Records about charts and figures
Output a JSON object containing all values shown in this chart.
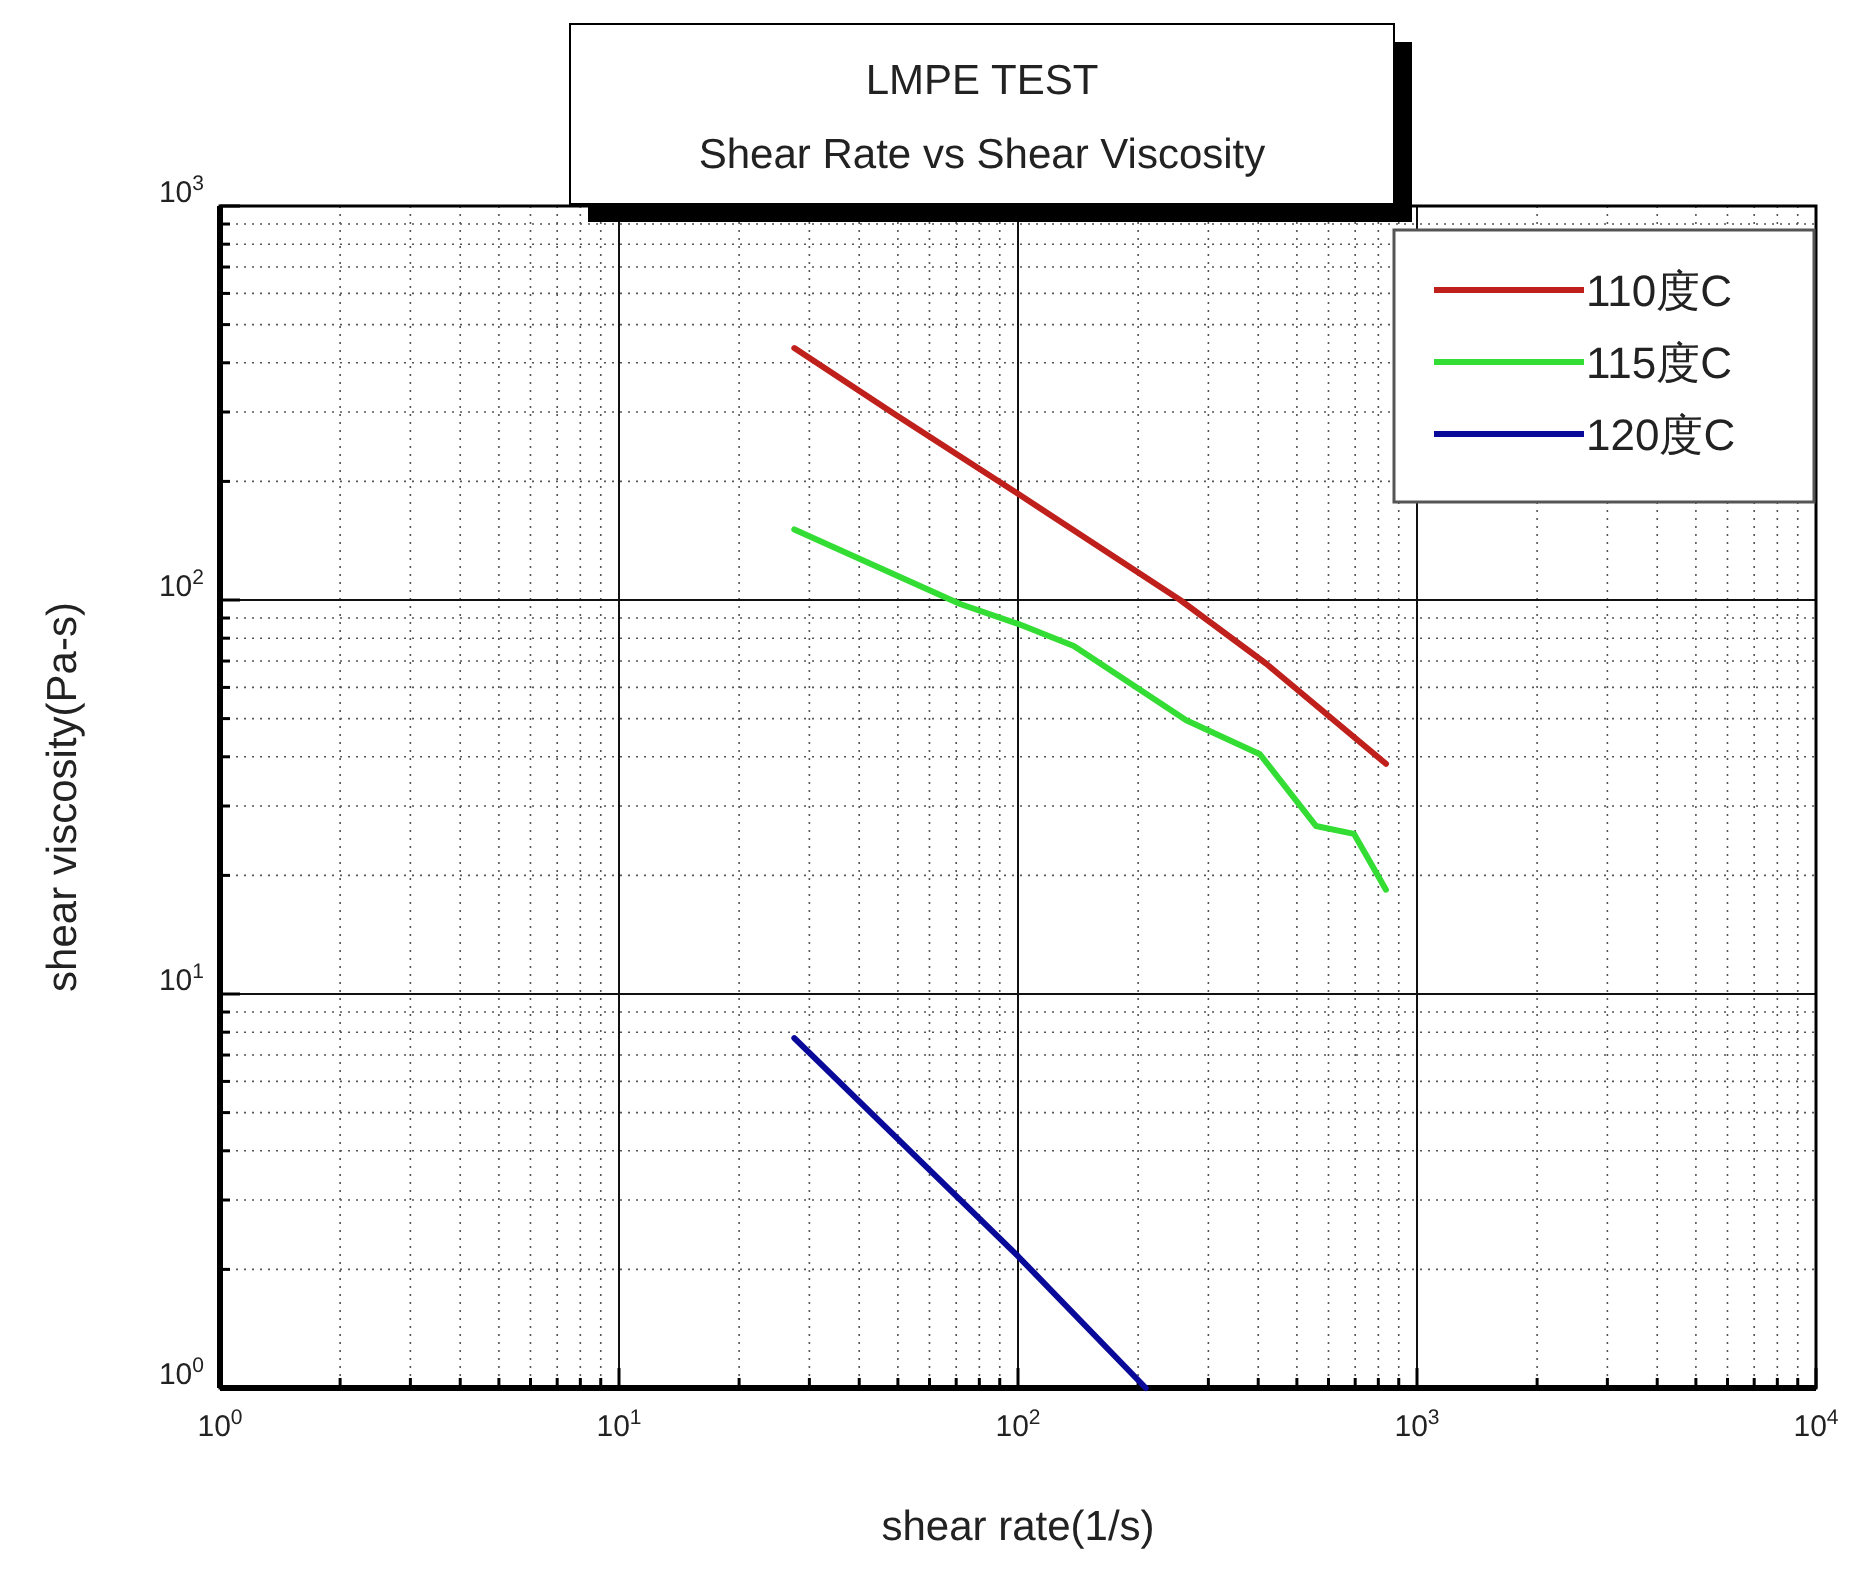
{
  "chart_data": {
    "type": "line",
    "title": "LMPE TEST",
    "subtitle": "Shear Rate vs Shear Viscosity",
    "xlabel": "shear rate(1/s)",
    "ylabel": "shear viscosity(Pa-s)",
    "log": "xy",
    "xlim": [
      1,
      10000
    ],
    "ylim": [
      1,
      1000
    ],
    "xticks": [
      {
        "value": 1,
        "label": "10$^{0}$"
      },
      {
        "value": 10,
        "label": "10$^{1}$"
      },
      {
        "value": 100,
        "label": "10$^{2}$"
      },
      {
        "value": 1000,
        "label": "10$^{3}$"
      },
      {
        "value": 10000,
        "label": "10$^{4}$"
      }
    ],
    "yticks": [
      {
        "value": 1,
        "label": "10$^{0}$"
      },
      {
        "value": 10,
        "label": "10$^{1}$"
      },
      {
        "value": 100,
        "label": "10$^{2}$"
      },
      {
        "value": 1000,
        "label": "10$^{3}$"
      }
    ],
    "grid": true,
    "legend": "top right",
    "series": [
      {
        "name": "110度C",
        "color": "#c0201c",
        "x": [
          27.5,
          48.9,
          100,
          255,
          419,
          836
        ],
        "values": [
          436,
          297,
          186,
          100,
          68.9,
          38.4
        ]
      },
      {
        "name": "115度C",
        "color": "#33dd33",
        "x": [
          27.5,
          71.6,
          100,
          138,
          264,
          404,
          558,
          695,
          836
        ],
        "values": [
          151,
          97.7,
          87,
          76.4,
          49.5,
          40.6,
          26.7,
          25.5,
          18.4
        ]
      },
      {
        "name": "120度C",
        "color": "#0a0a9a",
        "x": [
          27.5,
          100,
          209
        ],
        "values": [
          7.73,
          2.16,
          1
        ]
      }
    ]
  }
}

(Exercise instructions) Every line is to be duplicated exactly, though pictures stay out.

(Solution to the problem)
Output a JSON object containing all values shown in this chart.
{
  "chart_data": {
    "type": "line",
    "title": "LMPE TEST",
    "subtitle": "Shear Rate vs Shear Viscosity",
    "xlabel": "shear rate(1/s)",
    "ylabel": "shear viscosity(Pa-s)",
    "log": "xy",
    "xlim": [
      1,
      10000
    ],
    "ylim": [
      1,
      1000
    ],
    "xticks": [
      {
        "value": 1,
        "label": "10$^{0}$"
      },
      {
        "value": 10,
        "label": "10$^{1}$"
      },
      {
        "value": 100,
        "label": "10$^{2}$"
      },
      {
        "value": 1000,
        "label": "10$^{3}$"
      },
      {
        "value": 10000,
        "label": "10$^{4}$"
      }
    ],
    "yticks": [
      {
        "value": 1,
        "label": "10$^{0}$"
      },
      {
        "value": 10,
        "label": "10$^{1}$"
      },
      {
        "value": 100,
        "label": "10$^{2}$"
      },
      {
        "value": 1000,
        "label": "10$^{3}$"
      }
    ],
    "grid": true,
    "legend": "top right",
    "series": [
      {
        "name": "110度C",
        "color": "#c0201c",
        "x": [
          27.5,
          48.9,
          100,
          255,
          419,
          836
        ],
        "values": [
          436,
          297,
          186,
          100,
          68.9,
          38.4
        ]
      },
      {
        "name": "115度C",
        "color": "#33dd33",
        "x": [
          27.5,
          71.6,
          100,
          138,
          264,
          404,
          558,
          695,
          836
        ],
        "values": [
          151,
          97.7,
          87,
          76.4,
          49.5,
          40.6,
          26.7,
          25.5,
          18.4
        ]
      },
      {
        "name": "120度C",
        "color": "#0a0a9a",
        "x": [
          27.5,
          100,
          209
        ],
        "values": [
          7.73,
          2.16,
          1
        ]
      }
    ]
  }
}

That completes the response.